* TASK DESCRIPTION: Where a line in the records below contains the string "Publié", tally it; give only the final number.

* DATA RECORDS:
· · ·
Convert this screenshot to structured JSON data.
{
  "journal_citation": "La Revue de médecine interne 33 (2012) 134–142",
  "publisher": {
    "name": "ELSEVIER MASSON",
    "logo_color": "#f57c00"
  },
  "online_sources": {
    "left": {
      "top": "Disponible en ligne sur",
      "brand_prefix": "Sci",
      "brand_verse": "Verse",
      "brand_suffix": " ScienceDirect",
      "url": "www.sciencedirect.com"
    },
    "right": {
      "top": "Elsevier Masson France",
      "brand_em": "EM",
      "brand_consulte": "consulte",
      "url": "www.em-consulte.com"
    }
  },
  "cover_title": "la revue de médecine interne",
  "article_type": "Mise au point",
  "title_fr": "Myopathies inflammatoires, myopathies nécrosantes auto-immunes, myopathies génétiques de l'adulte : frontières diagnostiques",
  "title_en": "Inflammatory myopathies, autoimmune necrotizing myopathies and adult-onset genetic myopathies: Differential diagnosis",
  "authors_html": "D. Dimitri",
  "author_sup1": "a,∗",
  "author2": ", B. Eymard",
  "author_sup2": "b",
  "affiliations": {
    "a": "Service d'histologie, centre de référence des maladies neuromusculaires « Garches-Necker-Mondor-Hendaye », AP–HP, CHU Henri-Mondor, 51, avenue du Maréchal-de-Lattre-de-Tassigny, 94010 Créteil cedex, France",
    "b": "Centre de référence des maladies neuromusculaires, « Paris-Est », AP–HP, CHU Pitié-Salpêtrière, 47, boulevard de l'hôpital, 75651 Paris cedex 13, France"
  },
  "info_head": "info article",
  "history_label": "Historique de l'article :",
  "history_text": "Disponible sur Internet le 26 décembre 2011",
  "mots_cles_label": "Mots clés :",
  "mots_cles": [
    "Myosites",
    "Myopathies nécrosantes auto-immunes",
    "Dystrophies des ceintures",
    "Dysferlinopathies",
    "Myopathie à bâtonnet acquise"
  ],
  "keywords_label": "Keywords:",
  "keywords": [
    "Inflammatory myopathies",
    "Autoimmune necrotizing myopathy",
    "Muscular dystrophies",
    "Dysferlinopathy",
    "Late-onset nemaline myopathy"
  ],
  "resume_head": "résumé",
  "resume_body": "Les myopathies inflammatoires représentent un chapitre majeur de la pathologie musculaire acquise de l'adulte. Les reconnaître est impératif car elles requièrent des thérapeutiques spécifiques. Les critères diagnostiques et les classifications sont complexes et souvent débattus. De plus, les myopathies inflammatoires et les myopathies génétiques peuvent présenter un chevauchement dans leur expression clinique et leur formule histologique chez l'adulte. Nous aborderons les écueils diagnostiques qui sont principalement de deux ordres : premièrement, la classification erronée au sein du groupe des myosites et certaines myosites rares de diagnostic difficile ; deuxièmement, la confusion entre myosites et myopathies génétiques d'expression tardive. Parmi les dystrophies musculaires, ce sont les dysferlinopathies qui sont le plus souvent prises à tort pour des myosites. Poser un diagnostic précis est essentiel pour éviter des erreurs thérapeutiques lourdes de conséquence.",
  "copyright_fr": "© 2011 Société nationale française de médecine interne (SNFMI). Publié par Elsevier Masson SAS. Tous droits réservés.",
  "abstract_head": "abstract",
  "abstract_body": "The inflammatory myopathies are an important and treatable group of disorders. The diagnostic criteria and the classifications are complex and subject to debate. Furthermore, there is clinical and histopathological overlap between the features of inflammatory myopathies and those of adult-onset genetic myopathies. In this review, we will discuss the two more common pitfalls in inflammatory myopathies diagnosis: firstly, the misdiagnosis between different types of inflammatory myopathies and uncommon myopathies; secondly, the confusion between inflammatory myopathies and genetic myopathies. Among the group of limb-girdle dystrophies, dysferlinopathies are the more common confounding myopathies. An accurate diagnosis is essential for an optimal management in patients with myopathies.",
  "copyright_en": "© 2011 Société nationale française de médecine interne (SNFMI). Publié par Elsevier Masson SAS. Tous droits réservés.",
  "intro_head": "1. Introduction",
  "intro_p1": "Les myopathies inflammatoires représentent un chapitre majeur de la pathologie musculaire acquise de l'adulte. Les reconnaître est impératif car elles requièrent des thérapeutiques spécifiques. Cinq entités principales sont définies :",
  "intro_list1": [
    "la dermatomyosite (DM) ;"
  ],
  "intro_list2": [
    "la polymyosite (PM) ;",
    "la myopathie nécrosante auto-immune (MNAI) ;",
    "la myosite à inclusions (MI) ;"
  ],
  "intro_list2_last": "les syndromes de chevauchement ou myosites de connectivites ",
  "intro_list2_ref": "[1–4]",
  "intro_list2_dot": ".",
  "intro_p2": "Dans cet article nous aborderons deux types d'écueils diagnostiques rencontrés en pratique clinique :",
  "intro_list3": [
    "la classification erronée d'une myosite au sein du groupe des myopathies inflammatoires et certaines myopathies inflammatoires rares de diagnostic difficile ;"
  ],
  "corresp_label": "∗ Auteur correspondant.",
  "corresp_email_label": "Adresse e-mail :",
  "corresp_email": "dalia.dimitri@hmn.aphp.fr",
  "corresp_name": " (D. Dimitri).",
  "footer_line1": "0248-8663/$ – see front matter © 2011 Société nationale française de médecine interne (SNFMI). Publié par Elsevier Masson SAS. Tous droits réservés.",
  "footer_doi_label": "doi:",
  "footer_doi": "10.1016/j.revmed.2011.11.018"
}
· · ·
* EXPECTED OUTPUT: 3